> [Requirement]:
State the number of lines below in which the word "this" appears. Nothing else belongs in the answer.

> [Given data]:
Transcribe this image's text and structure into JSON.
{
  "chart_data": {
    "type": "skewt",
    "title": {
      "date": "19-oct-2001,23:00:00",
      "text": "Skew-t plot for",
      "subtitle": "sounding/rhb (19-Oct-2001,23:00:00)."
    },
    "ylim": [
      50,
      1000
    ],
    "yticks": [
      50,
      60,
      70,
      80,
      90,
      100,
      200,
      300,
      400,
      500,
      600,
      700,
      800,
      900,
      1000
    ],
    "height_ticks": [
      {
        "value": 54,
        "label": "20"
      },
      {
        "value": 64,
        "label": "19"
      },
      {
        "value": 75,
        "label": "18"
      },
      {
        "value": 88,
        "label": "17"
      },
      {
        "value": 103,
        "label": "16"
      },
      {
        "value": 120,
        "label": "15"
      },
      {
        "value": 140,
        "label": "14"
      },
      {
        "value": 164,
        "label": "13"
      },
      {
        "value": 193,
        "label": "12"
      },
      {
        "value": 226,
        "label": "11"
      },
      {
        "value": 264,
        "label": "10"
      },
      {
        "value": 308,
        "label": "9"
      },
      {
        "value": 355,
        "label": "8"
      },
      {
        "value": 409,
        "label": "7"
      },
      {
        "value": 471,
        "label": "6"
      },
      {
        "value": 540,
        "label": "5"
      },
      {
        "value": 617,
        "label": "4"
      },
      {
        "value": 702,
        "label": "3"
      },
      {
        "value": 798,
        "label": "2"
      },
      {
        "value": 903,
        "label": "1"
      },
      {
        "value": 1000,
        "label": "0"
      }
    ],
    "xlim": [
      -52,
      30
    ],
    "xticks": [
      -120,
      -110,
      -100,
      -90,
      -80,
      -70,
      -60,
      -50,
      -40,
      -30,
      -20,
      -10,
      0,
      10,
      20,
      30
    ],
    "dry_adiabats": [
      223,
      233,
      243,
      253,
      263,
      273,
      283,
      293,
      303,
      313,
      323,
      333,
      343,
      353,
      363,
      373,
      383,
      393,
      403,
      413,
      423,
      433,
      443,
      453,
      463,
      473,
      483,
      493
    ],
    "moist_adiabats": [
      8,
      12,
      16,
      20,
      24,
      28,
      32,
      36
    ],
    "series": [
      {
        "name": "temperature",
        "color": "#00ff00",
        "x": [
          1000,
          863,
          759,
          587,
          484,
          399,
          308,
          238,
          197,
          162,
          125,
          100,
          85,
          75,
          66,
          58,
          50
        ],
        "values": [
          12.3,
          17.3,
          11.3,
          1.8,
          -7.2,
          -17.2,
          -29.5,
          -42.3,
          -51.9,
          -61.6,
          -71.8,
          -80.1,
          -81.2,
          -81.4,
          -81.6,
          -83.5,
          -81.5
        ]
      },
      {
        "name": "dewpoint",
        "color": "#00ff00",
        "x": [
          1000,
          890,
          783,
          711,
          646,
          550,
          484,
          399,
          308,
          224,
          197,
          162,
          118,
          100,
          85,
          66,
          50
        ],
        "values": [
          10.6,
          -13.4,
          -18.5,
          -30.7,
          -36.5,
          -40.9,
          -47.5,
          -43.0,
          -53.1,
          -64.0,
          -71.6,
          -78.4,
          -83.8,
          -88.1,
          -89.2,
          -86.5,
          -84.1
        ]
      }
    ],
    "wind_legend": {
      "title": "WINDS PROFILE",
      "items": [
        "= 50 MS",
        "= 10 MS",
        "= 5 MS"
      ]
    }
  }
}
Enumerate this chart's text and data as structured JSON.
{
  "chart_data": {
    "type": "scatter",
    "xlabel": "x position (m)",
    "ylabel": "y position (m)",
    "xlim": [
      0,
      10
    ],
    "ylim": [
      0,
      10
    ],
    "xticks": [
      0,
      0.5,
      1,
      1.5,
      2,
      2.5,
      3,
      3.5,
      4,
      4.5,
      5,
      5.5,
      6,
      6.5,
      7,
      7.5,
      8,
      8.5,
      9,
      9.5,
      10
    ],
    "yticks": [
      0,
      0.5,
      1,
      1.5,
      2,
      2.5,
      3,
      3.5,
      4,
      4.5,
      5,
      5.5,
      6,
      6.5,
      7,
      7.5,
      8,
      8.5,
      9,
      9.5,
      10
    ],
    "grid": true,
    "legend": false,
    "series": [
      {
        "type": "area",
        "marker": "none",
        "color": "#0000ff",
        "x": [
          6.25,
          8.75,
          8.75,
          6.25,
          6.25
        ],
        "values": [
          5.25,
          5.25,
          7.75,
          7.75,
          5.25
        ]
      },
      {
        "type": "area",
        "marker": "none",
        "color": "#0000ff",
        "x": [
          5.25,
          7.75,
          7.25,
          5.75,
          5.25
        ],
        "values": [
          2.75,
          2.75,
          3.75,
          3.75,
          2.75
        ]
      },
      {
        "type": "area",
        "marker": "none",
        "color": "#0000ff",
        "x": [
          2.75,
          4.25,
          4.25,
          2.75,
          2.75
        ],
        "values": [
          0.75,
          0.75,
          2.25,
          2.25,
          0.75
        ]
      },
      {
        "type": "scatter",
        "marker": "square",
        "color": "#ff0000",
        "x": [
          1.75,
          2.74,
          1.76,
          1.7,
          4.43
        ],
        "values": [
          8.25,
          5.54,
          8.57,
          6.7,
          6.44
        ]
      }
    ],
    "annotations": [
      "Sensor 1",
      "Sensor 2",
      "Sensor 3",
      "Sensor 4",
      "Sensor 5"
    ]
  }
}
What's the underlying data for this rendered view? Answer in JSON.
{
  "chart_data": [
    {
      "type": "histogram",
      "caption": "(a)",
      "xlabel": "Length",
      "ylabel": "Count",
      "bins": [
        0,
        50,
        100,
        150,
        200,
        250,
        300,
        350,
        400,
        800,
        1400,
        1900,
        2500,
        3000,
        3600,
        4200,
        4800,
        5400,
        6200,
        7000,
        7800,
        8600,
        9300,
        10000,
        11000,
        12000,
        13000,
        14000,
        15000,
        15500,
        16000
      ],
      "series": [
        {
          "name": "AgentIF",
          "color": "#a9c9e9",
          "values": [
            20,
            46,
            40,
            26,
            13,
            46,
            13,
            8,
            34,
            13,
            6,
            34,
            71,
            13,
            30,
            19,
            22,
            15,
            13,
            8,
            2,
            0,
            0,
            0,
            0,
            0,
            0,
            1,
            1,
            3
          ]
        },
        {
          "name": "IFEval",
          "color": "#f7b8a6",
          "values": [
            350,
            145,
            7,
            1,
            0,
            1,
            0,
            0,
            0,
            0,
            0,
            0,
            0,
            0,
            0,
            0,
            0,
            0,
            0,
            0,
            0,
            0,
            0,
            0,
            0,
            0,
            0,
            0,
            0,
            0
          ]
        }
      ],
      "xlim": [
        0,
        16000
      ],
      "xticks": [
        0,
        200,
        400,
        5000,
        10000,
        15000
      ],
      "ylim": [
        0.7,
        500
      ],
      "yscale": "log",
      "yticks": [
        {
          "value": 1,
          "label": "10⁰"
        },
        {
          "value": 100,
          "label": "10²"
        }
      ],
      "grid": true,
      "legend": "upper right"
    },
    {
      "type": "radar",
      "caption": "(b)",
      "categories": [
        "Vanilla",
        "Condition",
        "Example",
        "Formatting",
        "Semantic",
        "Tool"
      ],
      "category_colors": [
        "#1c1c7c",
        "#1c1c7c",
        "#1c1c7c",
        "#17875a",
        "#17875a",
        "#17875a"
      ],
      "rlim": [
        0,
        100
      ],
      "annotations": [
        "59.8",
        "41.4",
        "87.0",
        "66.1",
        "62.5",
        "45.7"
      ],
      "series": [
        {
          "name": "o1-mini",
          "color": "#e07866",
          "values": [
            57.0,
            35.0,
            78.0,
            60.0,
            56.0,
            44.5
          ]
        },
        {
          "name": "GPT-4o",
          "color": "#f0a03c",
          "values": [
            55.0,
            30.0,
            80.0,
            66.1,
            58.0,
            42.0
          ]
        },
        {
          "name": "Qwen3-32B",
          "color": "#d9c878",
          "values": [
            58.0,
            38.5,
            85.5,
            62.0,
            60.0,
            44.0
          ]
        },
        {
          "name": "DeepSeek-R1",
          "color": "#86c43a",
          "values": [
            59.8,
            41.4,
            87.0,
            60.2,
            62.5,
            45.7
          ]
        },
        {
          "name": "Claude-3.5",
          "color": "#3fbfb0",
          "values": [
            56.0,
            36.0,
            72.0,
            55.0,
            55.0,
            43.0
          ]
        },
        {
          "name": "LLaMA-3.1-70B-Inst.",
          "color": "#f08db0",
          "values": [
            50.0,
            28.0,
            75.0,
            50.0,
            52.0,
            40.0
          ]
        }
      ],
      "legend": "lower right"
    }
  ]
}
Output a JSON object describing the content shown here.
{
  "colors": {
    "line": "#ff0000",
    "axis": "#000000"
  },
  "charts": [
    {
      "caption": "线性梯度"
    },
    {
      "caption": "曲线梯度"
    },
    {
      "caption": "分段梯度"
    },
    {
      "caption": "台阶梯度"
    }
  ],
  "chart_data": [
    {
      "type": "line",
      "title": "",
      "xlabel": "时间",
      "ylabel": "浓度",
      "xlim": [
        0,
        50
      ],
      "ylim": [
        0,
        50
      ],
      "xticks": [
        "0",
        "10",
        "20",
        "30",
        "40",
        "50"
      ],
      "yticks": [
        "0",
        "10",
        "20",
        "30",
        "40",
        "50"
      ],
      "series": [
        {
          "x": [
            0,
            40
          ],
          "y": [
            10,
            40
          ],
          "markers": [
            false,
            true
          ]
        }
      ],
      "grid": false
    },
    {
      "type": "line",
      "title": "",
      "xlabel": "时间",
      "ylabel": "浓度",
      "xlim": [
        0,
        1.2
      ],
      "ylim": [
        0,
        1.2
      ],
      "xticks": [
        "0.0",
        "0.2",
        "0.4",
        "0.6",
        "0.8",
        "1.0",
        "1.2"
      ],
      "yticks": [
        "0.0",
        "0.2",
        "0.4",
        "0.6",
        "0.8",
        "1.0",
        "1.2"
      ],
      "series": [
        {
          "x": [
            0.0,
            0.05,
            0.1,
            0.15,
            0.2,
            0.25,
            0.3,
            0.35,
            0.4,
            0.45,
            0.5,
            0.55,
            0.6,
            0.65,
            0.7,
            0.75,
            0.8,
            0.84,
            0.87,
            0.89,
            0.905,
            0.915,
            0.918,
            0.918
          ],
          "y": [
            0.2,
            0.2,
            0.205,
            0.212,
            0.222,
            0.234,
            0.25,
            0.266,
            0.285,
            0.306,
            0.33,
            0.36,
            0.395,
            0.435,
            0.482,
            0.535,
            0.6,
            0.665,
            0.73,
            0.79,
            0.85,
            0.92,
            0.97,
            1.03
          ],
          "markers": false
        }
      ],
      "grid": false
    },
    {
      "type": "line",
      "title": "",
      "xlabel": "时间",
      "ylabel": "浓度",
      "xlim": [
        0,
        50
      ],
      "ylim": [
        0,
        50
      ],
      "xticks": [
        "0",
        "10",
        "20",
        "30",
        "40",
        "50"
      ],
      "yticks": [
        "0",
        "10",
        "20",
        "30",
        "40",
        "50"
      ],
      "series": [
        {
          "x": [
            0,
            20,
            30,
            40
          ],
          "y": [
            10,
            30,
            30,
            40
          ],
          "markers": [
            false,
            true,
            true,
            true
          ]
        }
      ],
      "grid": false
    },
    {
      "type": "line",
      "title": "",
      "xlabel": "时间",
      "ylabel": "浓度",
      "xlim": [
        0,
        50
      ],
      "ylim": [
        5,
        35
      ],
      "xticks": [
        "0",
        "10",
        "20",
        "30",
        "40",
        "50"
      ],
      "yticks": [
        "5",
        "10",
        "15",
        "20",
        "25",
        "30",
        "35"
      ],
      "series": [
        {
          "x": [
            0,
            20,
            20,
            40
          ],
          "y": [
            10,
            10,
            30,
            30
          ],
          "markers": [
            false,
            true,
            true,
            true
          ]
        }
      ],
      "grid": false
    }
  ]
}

> [Reply]:
3